▶ Job:
Extract each line of the data and write it out again exactly.

▶ Extracted information:
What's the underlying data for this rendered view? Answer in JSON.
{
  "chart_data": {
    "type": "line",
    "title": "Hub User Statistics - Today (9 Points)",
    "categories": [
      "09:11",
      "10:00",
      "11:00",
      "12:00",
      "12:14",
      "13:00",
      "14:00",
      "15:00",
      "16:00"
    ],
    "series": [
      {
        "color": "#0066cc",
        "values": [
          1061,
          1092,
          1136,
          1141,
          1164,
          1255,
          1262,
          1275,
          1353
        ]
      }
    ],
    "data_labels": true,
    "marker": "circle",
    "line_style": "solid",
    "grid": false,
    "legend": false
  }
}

▶ Full answer:
What's the underlying data for this rendered view? Answer in JSON.
{
  "chart_data": {
    "type": "line",
    "title": "Hub User Statistics - Today (9 Points)",
    "categories": [
      "09:11",
      "10:00",
      "11:00",
      "12:00",
      "12:14",
      "13:00",
      "14:00",
      "15:00",
      "16:00"
    ],
    "series": [
      {
        "color": "#0066cc",
        "values": [
          1061,
          1092,
          1136,
          1141,
          1164,
          1255,
          1262,
          1275,
          1353
        ]
      }
    ],
    "data_labels": true,
    "marker": "circle",
    "line_style": "solid",
    "grid": false,
    "legend": false
  }
}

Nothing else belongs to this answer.